- _EXERCISE OBJECTIVE_: Output the full listing below exactly, without the pictures.

Dataset items:

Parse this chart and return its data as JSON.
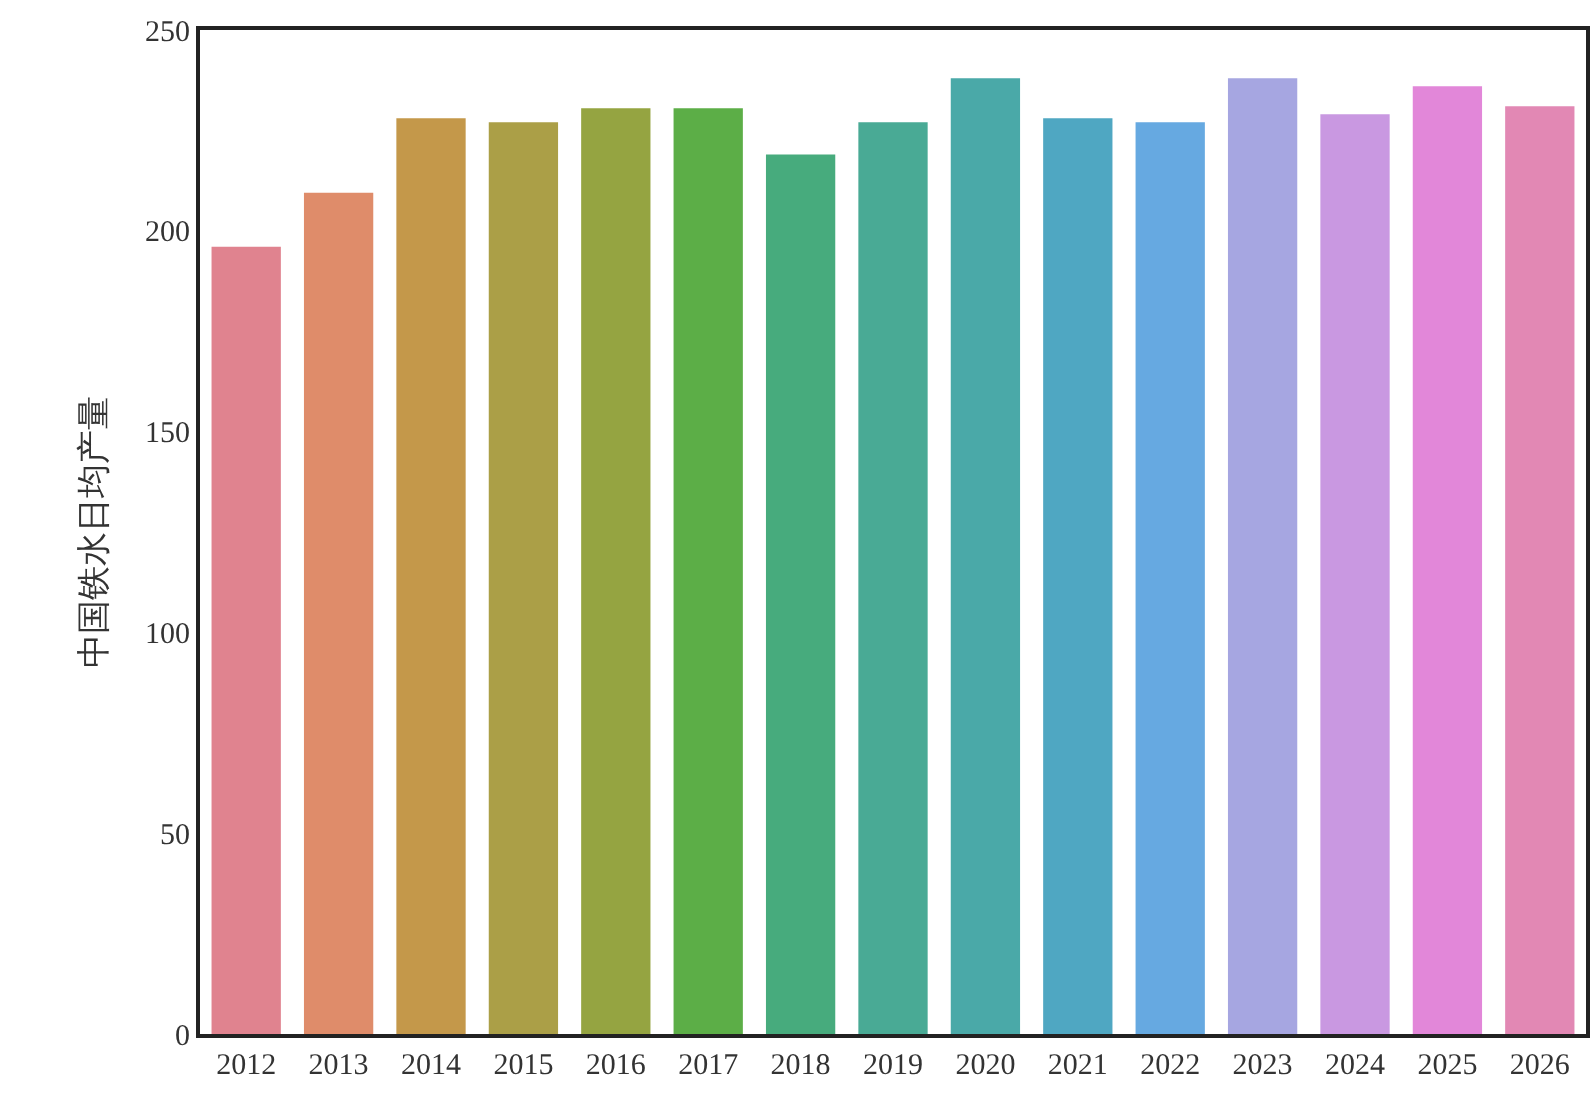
{
  "chart_data": {
    "type": "bar",
    "ylabel": "中国铁水日均产量",
    "categories": [
      "2012",
      "2013",
      "2014",
      "2015",
      "2016",
      "2017",
      "2018",
      "2019",
      "2020",
      "2021",
      "2022",
      "2023",
      "2024",
      "2025",
      "2026"
    ],
    "values": [
      196,
      209.5,
      228,
      227,
      230.5,
      230.5,
      219,
      227,
      238,
      228,
      227,
      238,
      229,
      236,
      231
    ],
    "colors": [
      "#e0838f",
      "#df8c6a",
      "#c4984a",
      "#ab9f47",
      "#95a441",
      "#5cae47",
      "#47ab7d",
      "#49aa95",
      "#4aa9a8",
      "#4fa7c2",
      "#66a9e1",
      "#a6a6e1",
      "#c998e1",
      "#e287d9",
      "#e288b4"
    ],
    "ylim": [
      0,
      250
    ],
    "yticks": [
      0,
      50,
      100,
      150,
      200,
      250
    ]
  }
}
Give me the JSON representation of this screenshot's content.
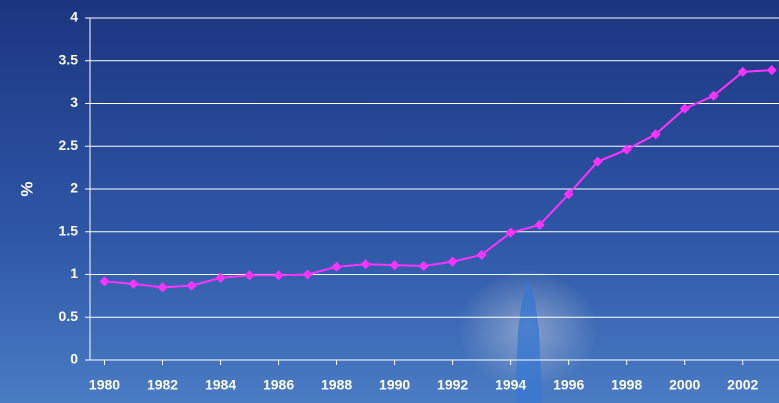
{
  "chart_data": {
    "type": "line",
    "y_label": "%",
    "x": [
      1980,
      1981,
      1982,
      1983,
      1984,
      1985,
      1986,
      1987,
      1988,
      1989,
      1990,
      1991,
      1992,
      1993,
      1994,
      1995,
      1996,
      1997,
      1998,
      1999,
      2000,
      2001,
      2002,
      2003
    ],
    "values": [
      0.92,
      0.89,
      0.85,
      0.87,
      0.96,
      0.99,
      0.99,
      1.0,
      1.09,
      1.12,
      1.11,
      1.1,
      1.15,
      1.23,
      1.49,
      1.58,
      1.94,
      2.32,
      2.46,
      2.64,
      2.94,
      3.09,
      3.37,
      3.39
    ],
    "color": "#ff33ff",
    "xlim": [
      1979.5,
      2003.25
    ],
    "xticks": [
      1980,
      1982,
      1984,
      1986,
      1988,
      1990,
      1992,
      1994,
      1996,
      1998,
      2000,
      2002
    ],
    "ylim": [
      0,
      4
    ],
    "yticks": [
      0,
      0.5,
      1,
      1.5,
      2,
      2.5,
      3,
      3.5,
      4
    ],
    "grid": true
  }
}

- _RESULT BELOW_:
Parse this chart and return its data as JSON.
{
  "chart_data": {
    "type": "bar",
    "ylabel": "中国铁水日均产量",
    "categories": [
      "2012",
      "2013",
      "2014",
      "2015",
      "2016",
      "2017",
      "2018",
      "2019",
      "2020",
      "2021",
      "2022",
      "2023",
      "2024",
      "2025",
      "2026"
    ],
    "values": [
      196,
      209.5,
      228,
      227,
      230.5,
      230.5,
      219,
      227,
      238,
      228,
      227,
      238,
      229,
      236,
      231
    ],
    "colors": [
      "#e0838f",
      "#df8c6a",
      "#c4984a",
      "#ab9f47",
      "#95a441",
      "#5cae47",
      "#47ab7d",
      "#49aa95",
      "#4aa9a8",
      "#4fa7c2",
      "#66a9e1",
      "#a6a6e1",
      "#c998e1",
      "#e287d9",
      "#e288b4"
    ],
    "ylim": [
      0,
      250
    ],
    "yticks": [
      0,
      50,
      100,
      150,
      200,
      250
    ]
  }
}
Give me the JSON representation of this screenshot's content.
{
  "chart_data": {
    "type": "line",
    "y_label": "%",
    "x": [
      1980,
      1981,
      1982,
      1983,
      1984,
      1985,
      1986,
      1987,
      1988,
      1989,
      1990,
      1991,
      1992,
      1993,
      1994,
      1995,
      1996,
      1997,
      1998,
      1999,
      2000,
      2001,
      2002,
      2003
    ],
    "values": [
      0.92,
      0.89,
      0.85,
      0.87,
      0.96,
      0.99,
      0.99,
      1.0,
      1.09,
      1.12,
      1.11,
      1.1,
      1.15,
      1.23,
      1.49,
      1.58,
      1.94,
      2.32,
      2.46,
      2.64,
      2.94,
      3.09,
      3.37,
      3.39
    ],
    "color": "#ff33ff",
    "xlim": [
      1979.5,
      2003.25
    ],
    "xticks": [
      1980,
      1982,
      1984,
      1986,
      1988,
      1990,
      1992,
      1994,
      1996,
      1998,
      2000,
      2002
    ],
    "ylim": [
      0,
      4
    ],
    "yticks": [
      0,
      0.5,
      1,
      1.5,
      2,
      2.5,
      3,
      3.5,
      4
    ],
    "grid": true
  }
}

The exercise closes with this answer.